PROBLEM STATEMENT >> Transcribe each line of the records below exactly, excluding any embedded images.

Extracted records
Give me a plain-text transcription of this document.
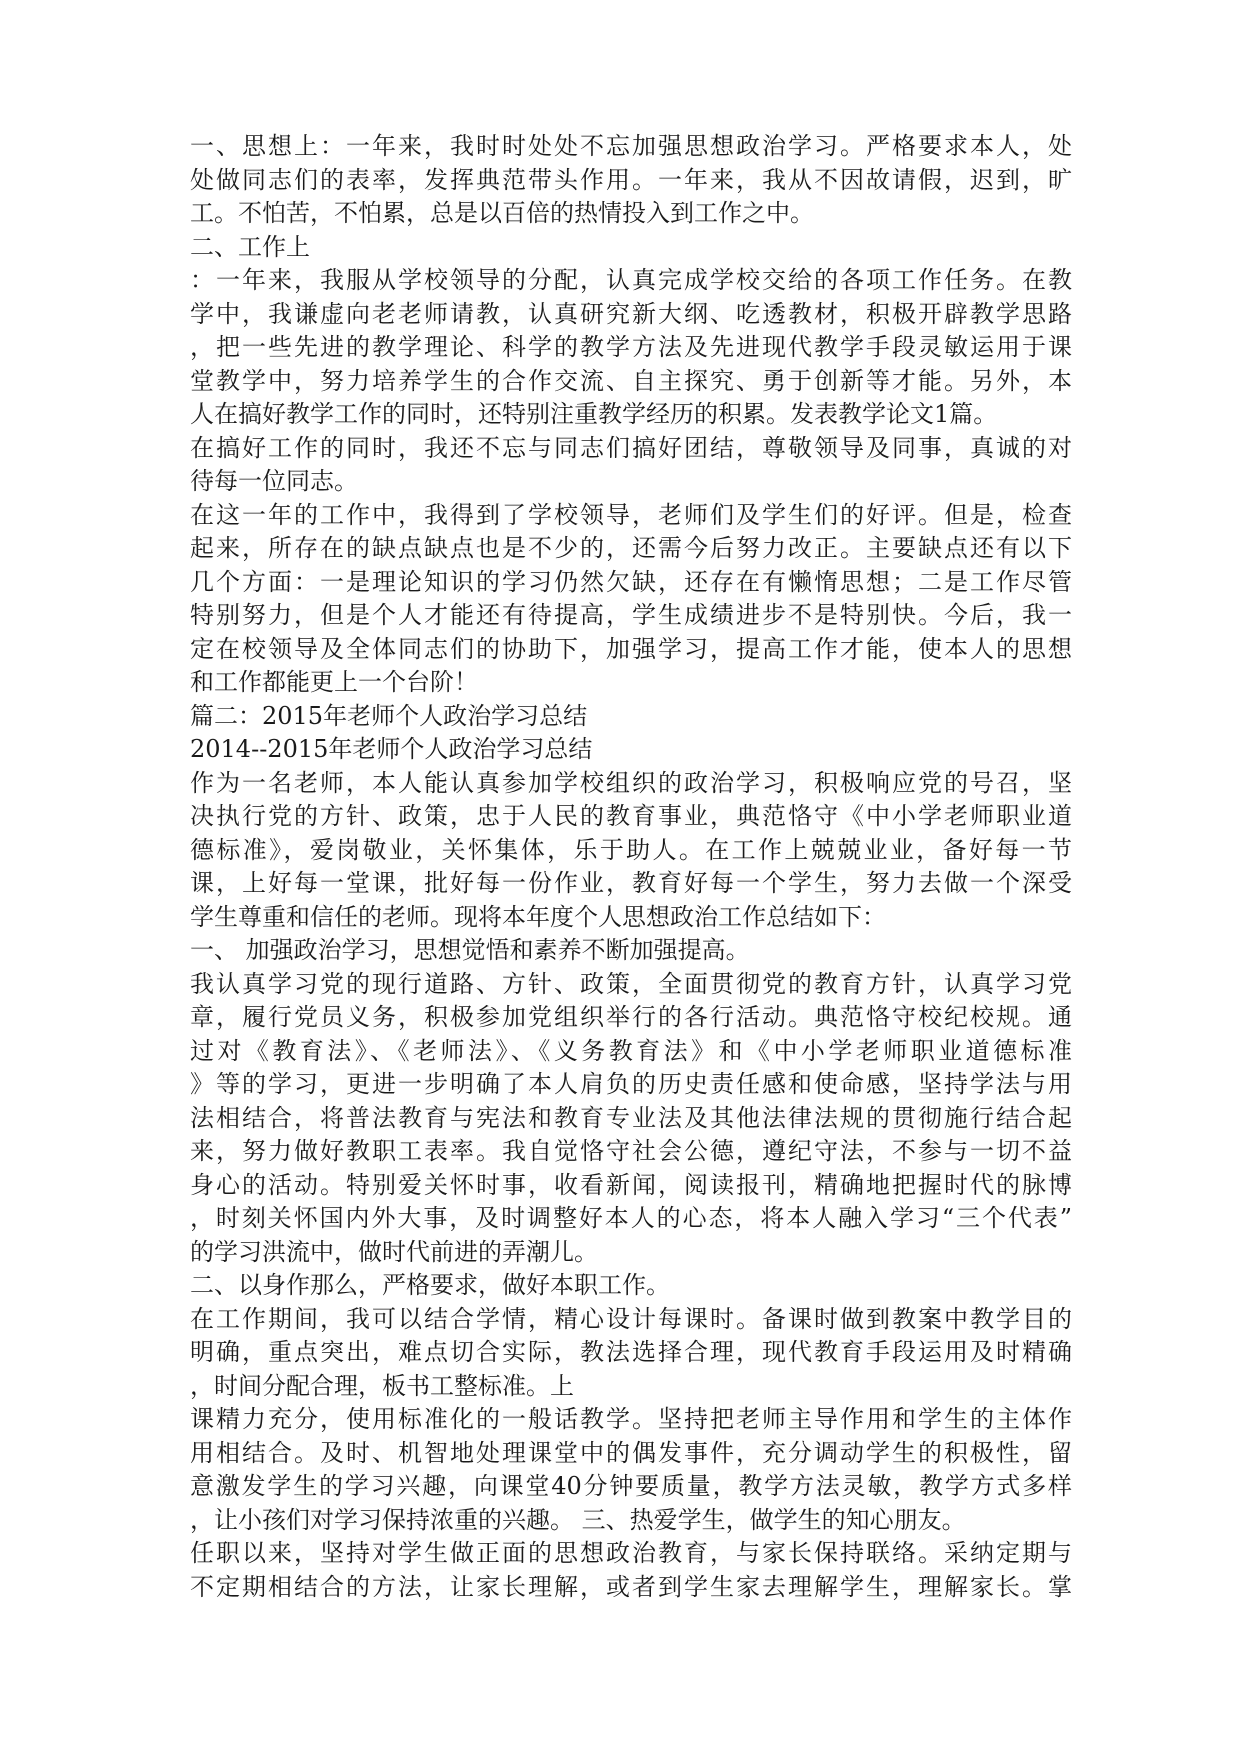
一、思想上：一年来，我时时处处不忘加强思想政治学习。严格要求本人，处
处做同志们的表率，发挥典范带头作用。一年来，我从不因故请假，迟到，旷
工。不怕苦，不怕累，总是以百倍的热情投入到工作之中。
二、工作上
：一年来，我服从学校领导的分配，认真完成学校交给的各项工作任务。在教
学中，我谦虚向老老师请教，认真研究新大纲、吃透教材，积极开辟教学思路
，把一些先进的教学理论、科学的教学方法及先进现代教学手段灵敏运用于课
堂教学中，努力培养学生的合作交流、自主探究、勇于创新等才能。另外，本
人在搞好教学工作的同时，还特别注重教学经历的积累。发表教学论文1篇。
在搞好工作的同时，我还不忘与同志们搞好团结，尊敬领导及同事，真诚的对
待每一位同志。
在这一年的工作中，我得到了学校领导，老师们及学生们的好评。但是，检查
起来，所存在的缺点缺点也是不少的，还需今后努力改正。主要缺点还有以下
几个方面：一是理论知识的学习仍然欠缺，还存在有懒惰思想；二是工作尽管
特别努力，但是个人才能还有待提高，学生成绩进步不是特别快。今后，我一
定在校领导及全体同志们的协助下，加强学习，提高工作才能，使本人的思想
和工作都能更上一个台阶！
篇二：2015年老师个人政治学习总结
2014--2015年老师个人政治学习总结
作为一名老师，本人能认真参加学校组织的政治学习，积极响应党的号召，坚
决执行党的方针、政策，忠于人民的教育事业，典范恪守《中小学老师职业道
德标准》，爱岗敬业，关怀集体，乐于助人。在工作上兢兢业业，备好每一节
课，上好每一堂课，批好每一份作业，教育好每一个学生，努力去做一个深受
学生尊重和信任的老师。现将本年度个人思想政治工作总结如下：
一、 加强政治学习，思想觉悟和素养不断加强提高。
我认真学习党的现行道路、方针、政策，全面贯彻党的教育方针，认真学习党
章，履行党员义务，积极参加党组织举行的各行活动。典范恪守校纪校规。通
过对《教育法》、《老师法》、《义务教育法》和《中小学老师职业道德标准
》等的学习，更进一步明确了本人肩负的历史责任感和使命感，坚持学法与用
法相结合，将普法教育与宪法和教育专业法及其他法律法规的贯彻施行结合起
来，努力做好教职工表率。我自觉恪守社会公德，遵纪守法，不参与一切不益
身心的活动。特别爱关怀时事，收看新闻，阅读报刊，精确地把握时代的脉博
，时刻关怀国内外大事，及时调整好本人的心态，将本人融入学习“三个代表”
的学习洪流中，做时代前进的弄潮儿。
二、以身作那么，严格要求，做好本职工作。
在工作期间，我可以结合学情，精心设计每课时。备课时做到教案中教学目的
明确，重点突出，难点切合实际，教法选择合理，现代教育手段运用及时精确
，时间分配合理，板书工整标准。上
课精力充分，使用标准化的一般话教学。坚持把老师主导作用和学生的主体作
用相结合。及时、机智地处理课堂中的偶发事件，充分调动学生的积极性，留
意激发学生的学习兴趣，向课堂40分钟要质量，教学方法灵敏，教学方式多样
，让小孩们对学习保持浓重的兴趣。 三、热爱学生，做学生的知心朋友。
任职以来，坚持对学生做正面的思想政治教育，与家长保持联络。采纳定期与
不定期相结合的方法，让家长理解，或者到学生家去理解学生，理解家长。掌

ANSWER TO THE TASK >>
Give me a plain-text transcription of this document.
一、思想上：一年来，我时时处处不忘加强思想政治学习。严格要求本人，处
处做同志们的表率，发挥典范带头作用。一年来，我从不因故请假，迟到，旷
工。不怕苦，不怕累，总是以百倍的热情投入到工作之中。
二、工作上
：一年来，我服从学校领导的分配，认真完成学校交给的各项工作任务。在教
学中，我谦虚向老老师请教，认真研究新大纲、吃透教材，积极开辟教学思路
，把一些先进的教学理论、科学的教学方法及先进现代教学手段灵敏运用于课
堂教学中，努力培养学生的合作交流、自主探究、勇于创新等才能。另外，本
人在搞好教学工作的同时，还特别注重教学经历的积累。发表教学论文1篇。
在搞好工作的同时，我还不忘与同志们搞好团结，尊敬领导及同事，真诚的对
待每一位同志。
在这一年的工作中，我得到了学校领导，老师们及学生们的好评。但是，检查
起来，所存在的缺点缺点也是不少的，还需今后努力改正。主要缺点还有以下
几个方面：一是理论知识的学习仍然欠缺，还存在有懒惰思想；二是工作尽管
特别努力，但是个人才能还有待提高，学生成绩进步不是特别快。今后，我一
定在校领导及全体同志们的协助下，加强学习，提高工作才能，使本人的思想
和工作都能更上一个台阶！
篇二：2015年老师个人政治学习总结
2014--2015年老师个人政治学习总结
作为一名老师，本人能认真参加学校组织的政治学习，积极响应党的号召，坚
决执行党的方针、政策，忠于人民的教育事业，典范恪守《中小学老师职业道
德标准》，爱岗敬业，关怀集体，乐于助人。在工作上兢兢业业，备好每一节
课，上好每一堂课，批好每一份作业，教育好每一个学生，努力去做一个深受
学生尊重和信任的老师。现将本年度个人思想政治工作总结如下：
一、 加强政治学习，思想觉悟和素养不断加强提高。
我认真学习党的现行道路、方针、政策，全面贯彻党的教育方针，认真学习党
章，履行党员义务，积极参加党组织举行的各行活动。典范恪守校纪校规。通
过对《教育法》、《老师法》、《义务教育法》和《中小学老师职业道德标准
》等的学习，更进一步明确了本人肩负的历史责任感和使命感，坚持学法与用
法相结合，将普法教育与宪法和教育专业法及其他法律法规的贯彻施行结合起
来，努力做好教职工表率。我自觉恪守社会公德，遵纪守法，不参与一切不益
身心的活动。特别爱关怀时事，收看新闻，阅读报刊，精确地把握时代的脉博
，时刻关怀国内外大事，及时调整好本人的心态，将本人融入学习“三个代表”
的学习洪流中，做时代前进的弄潮儿。
二、以身作那么，严格要求，做好本职工作。
在工作期间，我可以结合学情，精心设计每课时。备课时做到教案中教学目的
明确，重点突出，难点切合实际，教法选择合理，现代教育手段运用及时精确
，时间分配合理，板书工整标准。上
课精力充分，使用标准化的一般话教学。坚持把老师主导作用和学生的主体作
用相结合。及时、机智地处理课堂中的偶发事件，充分调动学生的积极性，留
意激发学生的学习兴趣，向课堂40分钟要质量，教学方法灵敏，教学方式多样
，让小孩们对学习保持浓重的兴趣。 三、热爱学生，做学生的知心朋友。
任职以来，坚持对学生做正面的思想政治教育，与家长保持联络。采纳定期与
不定期相结合的方法，让家长理解，或者到学生家去理解学生，理解家长。掌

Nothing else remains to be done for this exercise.